--- start of INFORMATION SUPPLIED ---
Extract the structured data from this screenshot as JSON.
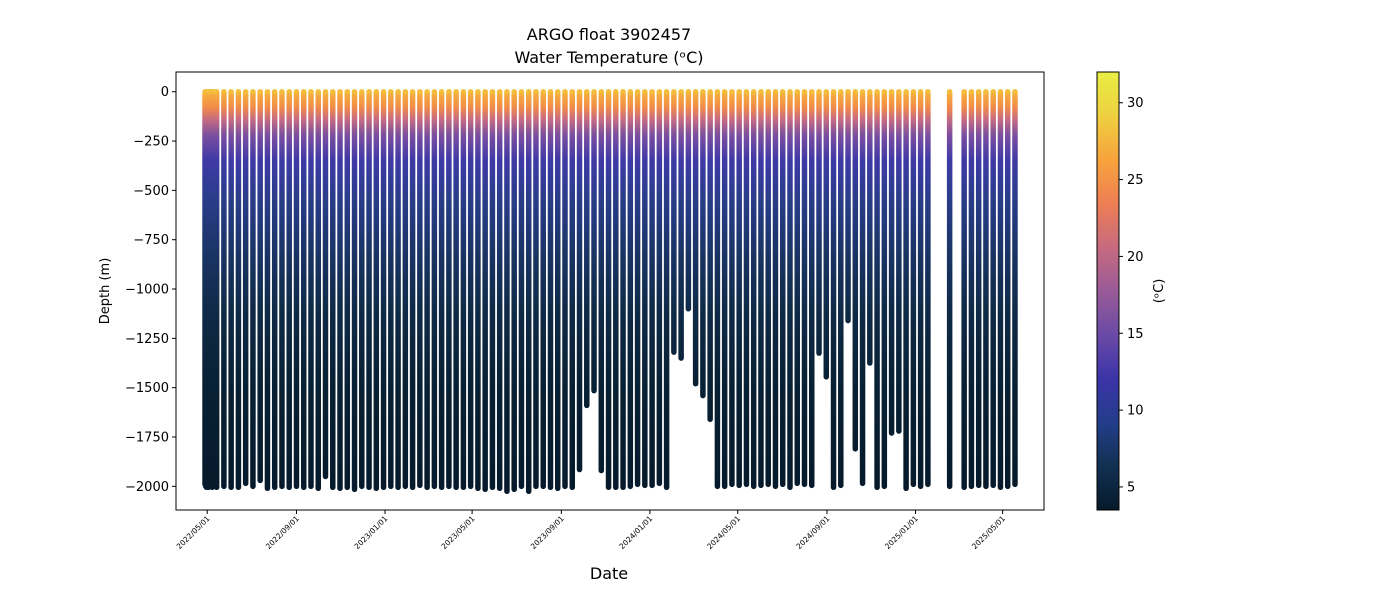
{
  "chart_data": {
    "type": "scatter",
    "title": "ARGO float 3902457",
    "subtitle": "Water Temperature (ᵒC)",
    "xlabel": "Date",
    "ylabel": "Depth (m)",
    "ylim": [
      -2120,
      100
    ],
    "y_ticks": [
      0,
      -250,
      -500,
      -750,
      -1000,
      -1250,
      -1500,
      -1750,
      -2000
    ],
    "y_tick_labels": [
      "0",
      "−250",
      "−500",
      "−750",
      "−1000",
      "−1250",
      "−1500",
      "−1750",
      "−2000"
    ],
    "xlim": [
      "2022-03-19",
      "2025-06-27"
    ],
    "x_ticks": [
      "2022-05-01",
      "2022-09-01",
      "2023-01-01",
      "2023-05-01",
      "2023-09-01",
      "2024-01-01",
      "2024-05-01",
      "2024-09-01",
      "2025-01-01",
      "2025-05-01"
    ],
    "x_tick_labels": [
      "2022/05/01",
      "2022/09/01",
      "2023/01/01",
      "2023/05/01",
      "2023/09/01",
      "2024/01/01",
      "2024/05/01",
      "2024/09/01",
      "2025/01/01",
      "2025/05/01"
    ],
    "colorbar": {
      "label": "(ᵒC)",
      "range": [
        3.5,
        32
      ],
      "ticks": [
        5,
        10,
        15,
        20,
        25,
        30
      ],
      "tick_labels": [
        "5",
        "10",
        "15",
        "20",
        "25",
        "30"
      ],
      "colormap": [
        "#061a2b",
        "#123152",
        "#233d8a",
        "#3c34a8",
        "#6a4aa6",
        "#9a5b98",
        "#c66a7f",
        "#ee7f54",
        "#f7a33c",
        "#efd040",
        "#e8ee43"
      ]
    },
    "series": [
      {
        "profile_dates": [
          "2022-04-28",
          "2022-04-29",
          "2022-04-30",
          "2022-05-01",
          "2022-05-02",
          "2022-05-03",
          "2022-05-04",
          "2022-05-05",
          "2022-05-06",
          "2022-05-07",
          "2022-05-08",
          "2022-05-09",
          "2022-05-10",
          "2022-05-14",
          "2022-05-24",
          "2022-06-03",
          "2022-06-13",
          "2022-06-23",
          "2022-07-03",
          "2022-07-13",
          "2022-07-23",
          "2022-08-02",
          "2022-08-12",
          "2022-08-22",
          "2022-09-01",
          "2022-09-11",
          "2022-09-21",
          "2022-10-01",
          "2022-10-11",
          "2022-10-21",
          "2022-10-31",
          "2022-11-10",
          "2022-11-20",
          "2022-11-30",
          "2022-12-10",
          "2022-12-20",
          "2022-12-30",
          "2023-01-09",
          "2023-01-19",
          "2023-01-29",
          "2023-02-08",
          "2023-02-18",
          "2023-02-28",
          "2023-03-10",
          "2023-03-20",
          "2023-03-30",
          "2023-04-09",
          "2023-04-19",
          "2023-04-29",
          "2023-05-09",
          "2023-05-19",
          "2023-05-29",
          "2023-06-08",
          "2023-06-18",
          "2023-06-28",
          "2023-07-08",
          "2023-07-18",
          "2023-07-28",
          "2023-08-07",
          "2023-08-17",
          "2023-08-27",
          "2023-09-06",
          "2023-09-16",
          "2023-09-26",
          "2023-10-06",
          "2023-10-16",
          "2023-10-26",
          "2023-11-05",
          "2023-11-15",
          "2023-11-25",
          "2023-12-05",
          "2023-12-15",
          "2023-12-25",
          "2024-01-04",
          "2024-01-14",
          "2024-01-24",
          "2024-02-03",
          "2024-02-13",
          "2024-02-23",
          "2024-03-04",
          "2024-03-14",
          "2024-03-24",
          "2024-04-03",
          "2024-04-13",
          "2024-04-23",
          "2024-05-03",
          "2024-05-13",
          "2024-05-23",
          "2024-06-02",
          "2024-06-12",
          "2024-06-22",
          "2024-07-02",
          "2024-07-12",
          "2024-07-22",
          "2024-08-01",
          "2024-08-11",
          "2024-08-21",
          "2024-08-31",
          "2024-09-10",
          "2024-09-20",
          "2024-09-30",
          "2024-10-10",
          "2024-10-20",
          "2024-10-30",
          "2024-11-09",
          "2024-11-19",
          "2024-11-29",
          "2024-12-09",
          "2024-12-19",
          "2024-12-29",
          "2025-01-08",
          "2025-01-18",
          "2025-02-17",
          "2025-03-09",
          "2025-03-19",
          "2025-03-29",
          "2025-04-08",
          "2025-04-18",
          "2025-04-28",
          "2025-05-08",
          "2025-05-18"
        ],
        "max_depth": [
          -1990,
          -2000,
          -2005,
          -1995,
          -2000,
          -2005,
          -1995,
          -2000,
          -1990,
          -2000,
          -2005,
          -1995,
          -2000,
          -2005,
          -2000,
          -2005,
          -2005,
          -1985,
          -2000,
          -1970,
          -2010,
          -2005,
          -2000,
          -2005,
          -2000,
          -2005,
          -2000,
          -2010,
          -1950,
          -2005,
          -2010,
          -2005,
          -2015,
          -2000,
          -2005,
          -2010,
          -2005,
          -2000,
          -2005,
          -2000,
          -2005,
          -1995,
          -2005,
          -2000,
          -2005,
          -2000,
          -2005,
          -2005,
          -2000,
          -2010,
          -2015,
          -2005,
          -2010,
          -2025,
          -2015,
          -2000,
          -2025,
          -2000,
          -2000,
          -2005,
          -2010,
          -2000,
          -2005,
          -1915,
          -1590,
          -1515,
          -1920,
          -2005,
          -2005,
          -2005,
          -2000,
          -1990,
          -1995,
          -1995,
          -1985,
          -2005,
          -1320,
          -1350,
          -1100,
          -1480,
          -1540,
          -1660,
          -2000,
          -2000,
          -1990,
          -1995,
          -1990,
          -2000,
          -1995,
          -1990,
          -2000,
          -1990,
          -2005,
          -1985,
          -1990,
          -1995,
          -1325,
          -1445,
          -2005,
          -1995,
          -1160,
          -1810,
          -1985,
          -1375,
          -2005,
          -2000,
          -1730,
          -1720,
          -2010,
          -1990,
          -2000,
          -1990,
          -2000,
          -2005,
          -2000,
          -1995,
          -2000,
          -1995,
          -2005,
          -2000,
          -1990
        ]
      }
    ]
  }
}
--- end of INFORMATION SUPPLIED ---
- TASK INSTRUCTIONS -
Make an exact copy of the listing above. Do not include the pictures.

- RESPONSE TO THIS EXERCISE -
Extract the structured data from this screenshot as JSON.
{
  "chart_data": {
    "type": "scatter",
    "title": "ARGO float 3902457",
    "subtitle": "Water Temperature (ᵒC)",
    "xlabel": "Date",
    "ylabel": "Depth (m)",
    "ylim": [
      -2120,
      100
    ],
    "y_ticks": [
      0,
      -250,
      -500,
      -750,
      -1000,
      -1250,
      -1500,
      -1750,
      -2000
    ],
    "y_tick_labels": [
      "0",
      "−250",
      "−500",
      "−750",
      "−1000",
      "−1250",
      "−1500",
      "−1750",
      "−2000"
    ],
    "xlim": [
      "2022-03-19",
      "2025-06-27"
    ],
    "x_ticks": [
      "2022-05-01",
      "2022-09-01",
      "2023-01-01",
      "2023-05-01",
      "2023-09-01",
      "2024-01-01",
      "2024-05-01",
      "2024-09-01",
      "2025-01-01",
      "2025-05-01"
    ],
    "x_tick_labels": [
      "2022/05/01",
      "2022/09/01",
      "2023/01/01",
      "2023/05/01",
      "2023/09/01",
      "2024/01/01",
      "2024/05/01",
      "2024/09/01",
      "2025/01/01",
      "2025/05/01"
    ],
    "colorbar": {
      "label": "(ᵒC)",
      "range": [
        3.5,
        32
      ],
      "ticks": [
        5,
        10,
        15,
        20,
        25,
        30
      ],
      "tick_labels": [
        "5",
        "10",
        "15",
        "20",
        "25",
        "30"
      ],
      "colormap": [
        "#061a2b",
        "#123152",
        "#233d8a",
        "#3c34a8",
        "#6a4aa6",
        "#9a5b98",
        "#c66a7f",
        "#ee7f54",
        "#f7a33c",
        "#efd040",
        "#e8ee43"
      ]
    },
    "series": [
      {
        "profile_dates": [
          "2022-04-28",
          "2022-04-29",
          "2022-04-30",
          "2022-05-01",
          "2022-05-02",
          "2022-05-03",
          "2022-05-04",
          "2022-05-05",
          "2022-05-06",
          "2022-05-07",
          "2022-05-08",
          "2022-05-09",
          "2022-05-10",
          "2022-05-14",
          "2022-05-24",
          "2022-06-03",
          "2022-06-13",
          "2022-06-23",
          "2022-07-03",
          "2022-07-13",
          "2022-07-23",
          "2022-08-02",
          "2022-08-12",
          "2022-08-22",
          "2022-09-01",
          "2022-09-11",
          "2022-09-21",
          "2022-10-01",
          "2022-10-11",
          "2022-10-21",
          "2022-10-31",
          "2022-11-10",
          "2022-11-20",
          "2022-11-30",
          "2022-12-10",
          "2022-12-20",
          "2022-12-30",
          "2023-01-09",
          "2023-01-19",
          "2023-01-29",
          "2023-02-08",
          "2023-02-18",
          "2023-02-28",
          "2023-03-10",
          "2023-03-20",
          "2023-03-30",
          "2023-04-09",
          "2023-04-19",
          "2023-04-29",
          "2023-05-09",
          "2023-05-19",
          "2023-05-29",
          "2023-06-08",
          "2023-06-18",
          "2023-06-28",
          "2023-07-08",
          "2023-07-18",
          "2023-07-28",
          "2023-08-07",
          "2023-08-17",
          "2023-08-27",
          "2023-09-06",
          "2023-09-16",
          "2023-09-26",
          "2023-10-06",
          "2023-10-16",
          "2023-10-26",
          "2023-11-05",
          "2023-11-15",
          "2023-11-25",
          "2023-12-05",
          "2023-12-15",
          "2023-12-25",
          "2024-01-04",
          "2024-01-14",
          "2024-01-24",
          "2024-02-03",
          "2024-02-13",
          "2024-02-23",
          "2024-03-04",
          "2024-03-14",
          "2024-03-24",
          "2024-04-03",
          "2024-04-13",
          "2024-04-23",
          "2024-05-03",
          "2024-05-13",
          "2024-05-23",
          "2024-06-02",
          "2024-06-12",
          "2024-06-22",
          "2024-07-02",
          "2024-07-12",
          "2024-07-22",
          "2024-08-01",
          "2024-08-11",
          "2024-08-21",
          "2024-08-31",
          "2024-09-10",
          "2024-09-20",
          "2024-09-30",
          "2024-10-10",
          "2024-10-20",
          "2024-10-30",
          "2024-11-09",
          "2024-11-19",
          "2024-11-29",
          "2024-12-09",
          "2024-12-19",
          "2024-12-29",
          "2025-01-08",
          "2025-01-18",
          "2025-02-17",
          "2025-03-09",
          "2025-03-19",
          "2025-03-29",
          "2025-04-08",
          "2025-04-18",
          "2025-04-28",
          "2025-05-08",
          "2025-05-18"
        ],
        "max_depth": [
          -1990,
          -2000,
          -2005,
          -1995,
          -2000,
          -2005,
          -1995,
          -2000,
          -1990,
          -2000,
          -2005,
          -1995,
          -2000,
          -2005,
          -2000,
          -2005,
          -2005,
          -1985,
          -2000,
          -1970,
          -2010,
          -2005,
          -2000,
          -2005,
          -2000,
          -2005,
          -2000,
          -2010,
          -1950,
          -2005,
          -2010,
          -2005,
          -2015,
          -2000,
          -2005,
          -2010,
          -2005,
          -2000,
          -2005,
          -2000,
          -2005,
          -1995,
          -2005,
          -2000,
          -2005,
          -2000,
          -2005,
          -2005,
          -2000,
          -2010,
          -2015,
          -2005,
          -2010,
          -2025,
          -2015,
          -2000,
          -2025,
          -2000,
          -2000,
          -2005,
          -2010,
          -2000,
          -2005,
          -1915,
          -1590,
          -1515,
          -1920,
          -2005,
          -2005,
          -2005,
          -2000,
          -1990,
          -1995,
          -1995,
          -1985,
          -2005,
          -1320,
          -1350,
          -1100,
          -1480,
          -1540,
          -1660,
          -2000,
          -2000,
          -1990,
          -1995,
          -1990,
          -2000,
          -1995,
          -1990,
          -2000,
          -1990,
          -2005,
          -1985,
          -1990,
          -1995,
          -1325,
          -1445,
          -2005,
          -1995,
          -1160,
          -1810,
          -1985,
          -1375,
          -2005,
          -2000,
          -1730,
          -1720,
          -2010,
          -1990,
          -2000,
          -1990,
          -2000,
          -2005,
          -2000,
          -1995,
          -2000,
          -1995,
          -2005,
          -2000,
          -1990
        ]
      }
    ]
  }
}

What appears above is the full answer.